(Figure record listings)
════════════════════

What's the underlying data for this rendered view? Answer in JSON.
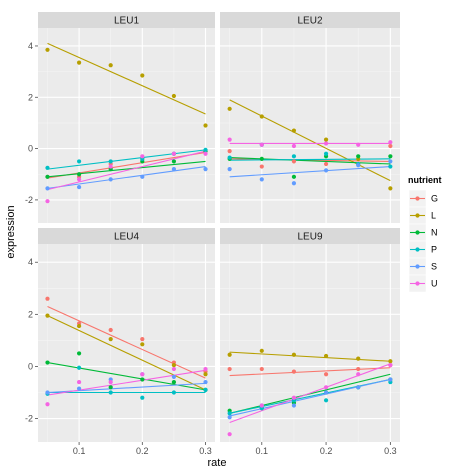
{
  "chart_data": {
    "type": "scatter",
    "xlabel": "rate",
    "ylabel": "expression",
    "xlim": [
      0.035,
      0.315
    ],
    "ylim": [
      -2.9,
      4.7
    ],
    "x_ticks": [
      0.1,
      0.2,
      0.3
    ],
    "x_tick_labels": [
      "0.1",
      "0.2",
      "0.3"
    ],
    "y_ticks": [
      -2,
      0,
      2,
      4
    ],
    "y_tick_labels": [
      "-2",
      "0",
      "2",
      "4"
    ],
    "grid": true,
    "legend": {
      "title": "nutrient",
      "placement": "right",
      "entries": [
        {
          "name": "G",
          "color": "#F8766D"
        },
        {
          "name": "L",
          "color": "#B79F00"
        },
        {
          "name": "N",
          "color": "#00BA38"
        },
        {
          "name": "P",
          "color": "#00BFC4"
        },
        {
          "name": "S",
          "color": "#619CFF"
        },
        {
          "name": "U",
          "color": "#F564E3"
        }
      ]
    },
    "x": [
      0.05,
      0.1,
      0.15,
      0.2,
      0.25,
      0.3
    ],
    "panels": [
      {
        "title": "LEU1",
        "series": [
          {
            "name": "G",
            "values": [
              -1.1,
              -1.1,
              -0.6,
              -0.4,
              -0.2,
              -0.1
            ],
            "fit": [
              -1.15,
              -0.15
            ]
          },
          {
            "name": "L",
            "values": [
              3.85,
              3.35,
              3.25,
              2.85,
              2.05,
              0.9
            ],
            "fit": [
              4.1,
              1.35
            ]
          },
          {
            "name": "N",
            "values": [
              -1.1,
              -1.0,
              -0.8,
              -0.5,
              -0.5,
              -0.1
            ],
            "fit": [
              -1.1,
              -0.5
            ]
          },
          {
            "name": "P",
            "values": [
              -0.75,
              -0.5,
              -0.5,
              -0.4,
              -0.2,
              -0.05
            ],
            "fit": [
              -0.8,
              -0.05
            ]
          },
          {
            "name": "S",
            "values": [
              -1.55,
              -1.5,
              -1.2,
              -1.1,
              -0.8,
              -0.8
            ],
            "fit": [
              -1.55,
              -0.7
            ]
          },
          {
            "name": "U",
            "values": [
              -2.05,
              -1.2,
              -0.7,
              -0.3,
              -0.2,
              -0.2
            ],
            "fit": [
              -1.6,
              -0.1
            ]
          }
        ]
      },
      {
        "title": "LEU2",
        "series": [
          {
            "name": "G",
            "values": [
              -0.1,
              -0.7,
              -0.5,
              -0.6,
              -0.6,
              0.1
            ],
            "fit": [
              -0.4,
              -0.5
            ]
          },
          {
            "name": "L",
            "values": [
              1.55,
              1.25,
              0.7,
              0.35,
              -0.4,
              -1.55
            ],
            "fit": [
              1.9,
              -1.25
            ]
          },
          {
            "name": "N",
            "values": [
              -0.4,
              -0.4,
              -1.1,
              -0.3,
              -0.3,
              -0.3
            ],
            "fit": [
              -0.35,
              -0.6
            ]
          },
          {
            "name": "P",
            "values": [
              -0.35,
              0.15,
              -0.3,
              -0.2,
              -0.6,
              -0.7
            ],
            "fit": [
              -0.45,
              -0.4
            ]
          },
          {
            "name": "S",
            "values": [
              -0.8,
              -1.2,
              -1.35,
              -0.85,
              -0.65,
              -0.5
            ],
            "fit": [
              -1.1,
              -0.7
            ]
          },
          {
            "name": "U",
            "values": [
              0.35,
              0.15,
              0.1,
              0.2,
              0.15,
              0.25
            ],
            "fit": [
              0.2,
              0.2
            ]
          }
        ]
      },
      {
        "title": "LEU4",
        "series": [
          {
            "name": "G",
            "values": [
              2.6,
              1.65,
              1.4,
              1.05,
              0.15,
              -0.2
            ],
            "fit": [
              2.3,
              -0.45
            ]
          },
          {
            "name": "L",
            "values": [
              1.95,
              1.55,
              1.05,
              0.85,
              0.05,
              -0.3
            ],
            "fit": [
              1.95,
              -0.9
            ]
          },
          {
            "name": "N",
            "values": [
              0.15,
              0.5,
              -0.8,
              -0.5,
              -0.6,
              -0.9
            ],
            "fit": [
              0.15,
              -0.9
            ]
          },
          {
            "name": "P",
            "values": [
              -1.05,
              -0.05,
              -1.0,
              -1.2,
              -1.0,
              -0.9
            ],
            "fit": [
              -1.0,
              -1.0
            ]
          },
          {
            "name": "S",
            "values": [
              -1.0,
              -0.85,
              -0.5,
              -0.3,
              -0.4,
              -0.6
            ],
            "fit": [
              -1.0,
              -0.65
            ]
          },
          {
            "name": "U",
            "values": [
              -1.45,
              -0.6,
              -0.6,
              -0.3,
              -0.1,
              -0.1
            ],
            "fit": [
              -1.1,
              -0.15
            ]
          }
        ]
      },
      {
        "title": "LEU9",
        "series": [
          {
            "name": "G",
            "values": [
              -0.1,
              -0.1,
              -0.2,
              -0.3,
              -0.1,
              0.05
            ],
            "fit": [
              -0.35,
              -0.05
            ]
          },
          {
            "name": "L",
            "values": [
              0.45,
              0.6,
              0.45,
              0.4,
              0.3,
              0.2
            ],
            "fit": [
              0.55,
              0.2
            ]
          },
          {
            "name": "N",
            "values": [
              -1.7,
              -1.6,
              -1.4,
              -1.0,
              -0.8,
              -0.5
            ],
            "fit": [
              -1.8,
              -0.3
            ]
          },
          {
            "name": "P",
            "values": [
              -1.8,
              -1.6,
              -1.3,
              -1.3,
              -0.8,
              -0.6
            ],
            "fit": [
              -1.8,
              -0.5
            ]
          },
          {
            "name": "S",
            "values": [
              -1.95,
              -1.5,
              -1.5,
              -1.0,
              -0.8,
              -0.5
            ],
            "fit": [
              -1.9,
              -0.5
            ]
          },
          {
            "name": "U",
            "values": [
              -2.6,
              -1.5,
              -1.2,
              -0.8,
              -0.3,
              0.05
            ],
            "fit": [
              -2.15,
              0.1
            ]
          }
        ]
      }
    ]
  }
}
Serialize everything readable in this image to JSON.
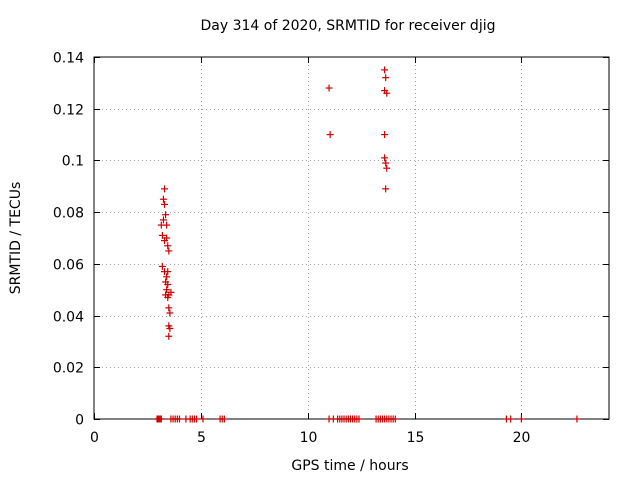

════════════════════

• _Given request_
In the material above, find the lines that contain "JSON" and show them.

• _Expected answer_
What's the underlying data for this rendered view? Answer in JSON.
Serialize everything readable in this image to JSON.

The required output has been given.